# Given exercise
Identify each line below containing the string "supply" and copy it.

# Records for the task
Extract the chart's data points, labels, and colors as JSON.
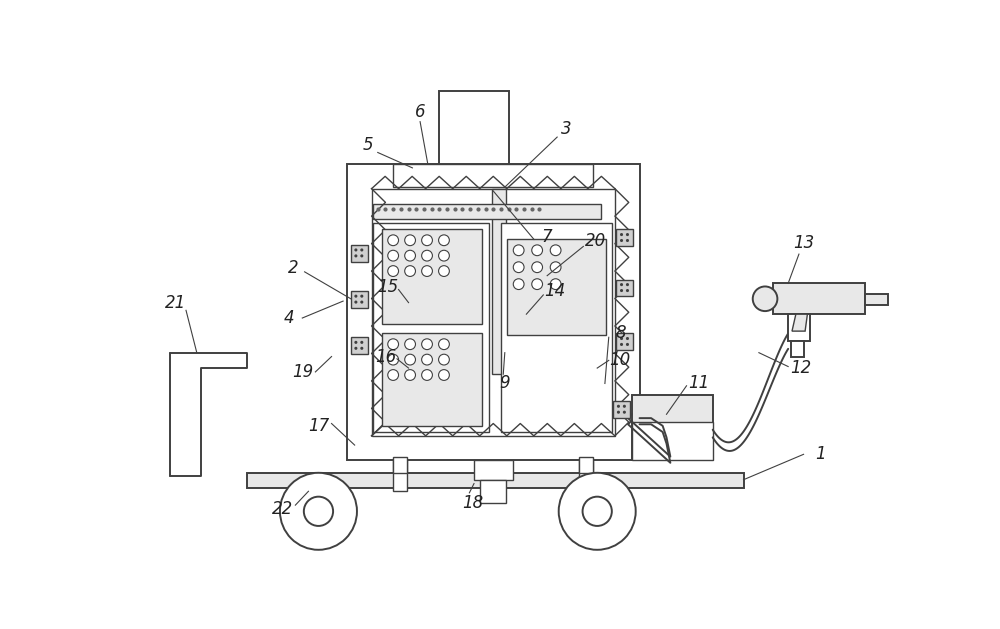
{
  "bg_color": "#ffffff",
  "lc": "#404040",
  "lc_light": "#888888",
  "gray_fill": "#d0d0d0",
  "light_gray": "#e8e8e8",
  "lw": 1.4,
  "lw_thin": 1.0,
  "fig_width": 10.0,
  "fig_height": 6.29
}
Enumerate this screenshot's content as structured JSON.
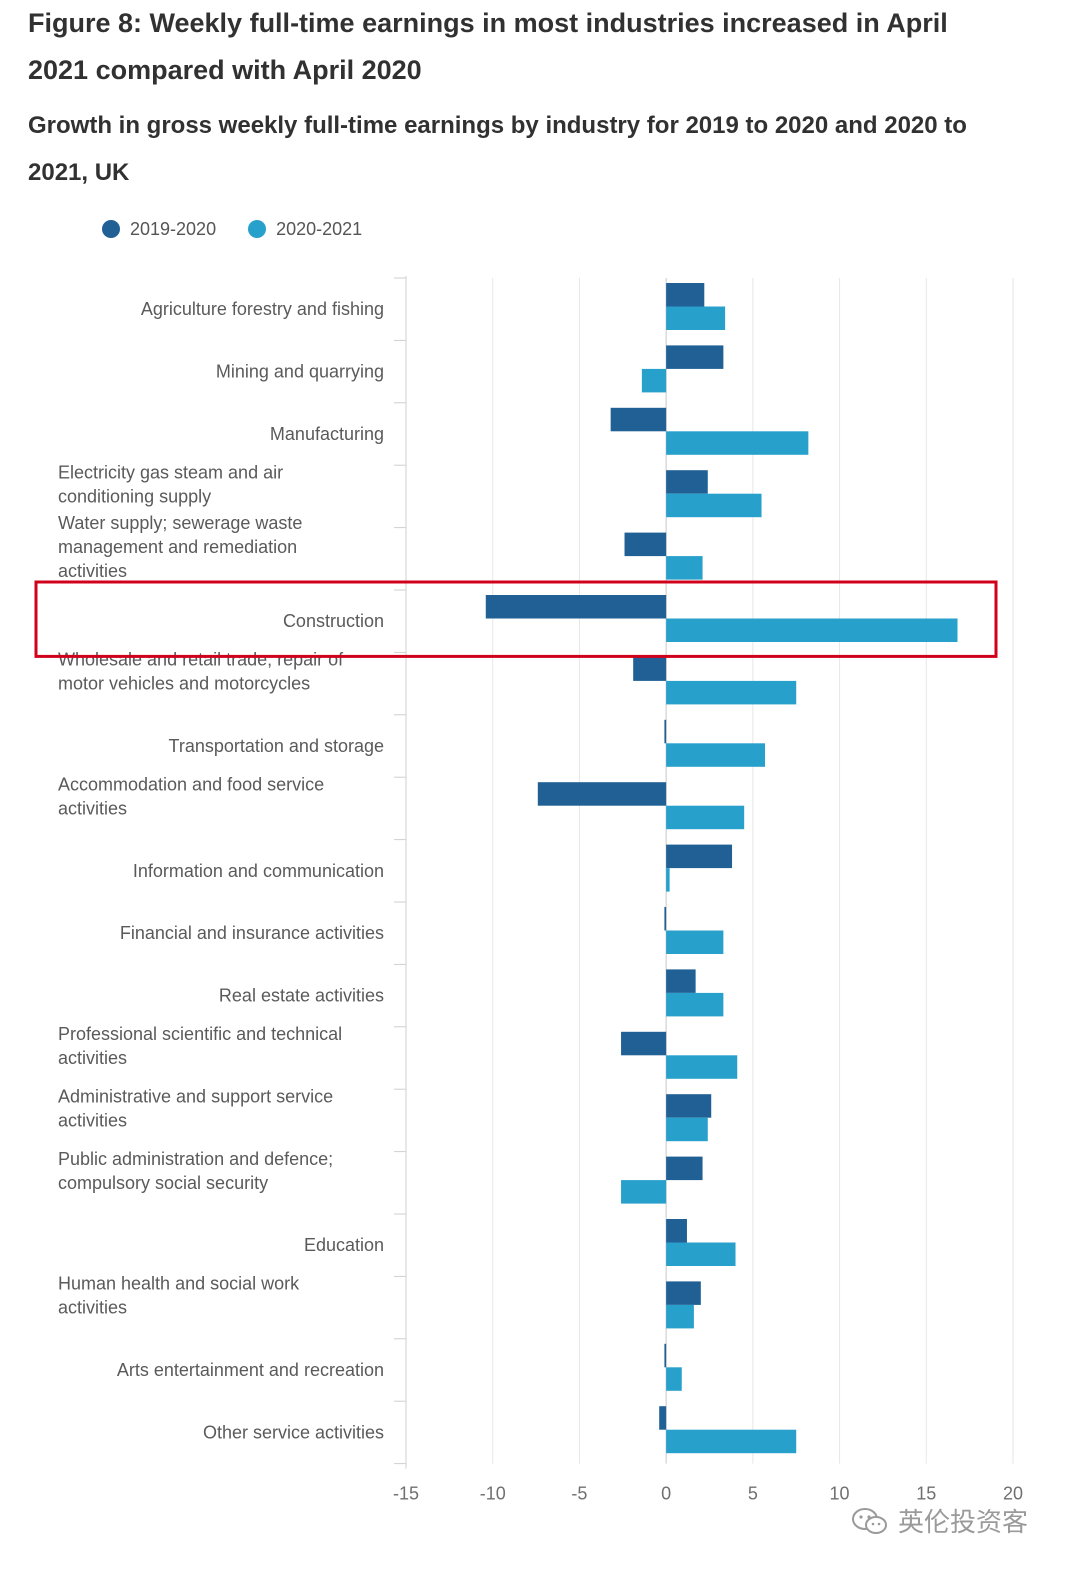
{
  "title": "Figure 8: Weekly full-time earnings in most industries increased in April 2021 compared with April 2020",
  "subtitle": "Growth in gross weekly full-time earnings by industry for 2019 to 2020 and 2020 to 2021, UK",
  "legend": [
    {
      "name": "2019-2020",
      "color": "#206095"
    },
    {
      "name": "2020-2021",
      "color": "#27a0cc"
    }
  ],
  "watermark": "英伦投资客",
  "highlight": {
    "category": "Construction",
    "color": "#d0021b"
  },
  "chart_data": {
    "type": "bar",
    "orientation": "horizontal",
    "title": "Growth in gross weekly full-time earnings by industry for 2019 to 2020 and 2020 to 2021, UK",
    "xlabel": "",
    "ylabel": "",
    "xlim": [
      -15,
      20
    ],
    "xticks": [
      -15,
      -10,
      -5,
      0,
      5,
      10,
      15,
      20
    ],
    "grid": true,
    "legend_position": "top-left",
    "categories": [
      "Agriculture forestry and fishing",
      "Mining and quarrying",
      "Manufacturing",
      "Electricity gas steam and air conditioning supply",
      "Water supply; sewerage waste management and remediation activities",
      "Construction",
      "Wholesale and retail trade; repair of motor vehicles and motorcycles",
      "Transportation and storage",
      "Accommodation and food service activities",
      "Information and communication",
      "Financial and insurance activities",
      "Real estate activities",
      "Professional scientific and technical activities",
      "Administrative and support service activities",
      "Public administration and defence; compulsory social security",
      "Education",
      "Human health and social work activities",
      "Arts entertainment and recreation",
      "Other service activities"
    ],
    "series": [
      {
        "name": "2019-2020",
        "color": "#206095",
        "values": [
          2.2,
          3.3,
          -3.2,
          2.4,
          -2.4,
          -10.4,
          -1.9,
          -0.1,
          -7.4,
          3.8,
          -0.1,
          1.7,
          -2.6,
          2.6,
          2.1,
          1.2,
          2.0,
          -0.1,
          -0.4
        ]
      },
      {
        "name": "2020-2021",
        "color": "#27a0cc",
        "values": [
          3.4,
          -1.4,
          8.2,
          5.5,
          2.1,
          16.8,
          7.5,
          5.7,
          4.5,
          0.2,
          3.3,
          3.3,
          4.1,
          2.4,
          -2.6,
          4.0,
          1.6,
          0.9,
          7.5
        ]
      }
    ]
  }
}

# Response to this exercise
      "Electricity gas steam and air conditioning supply",
      "Water supply; sewerage waste management and remediation activities",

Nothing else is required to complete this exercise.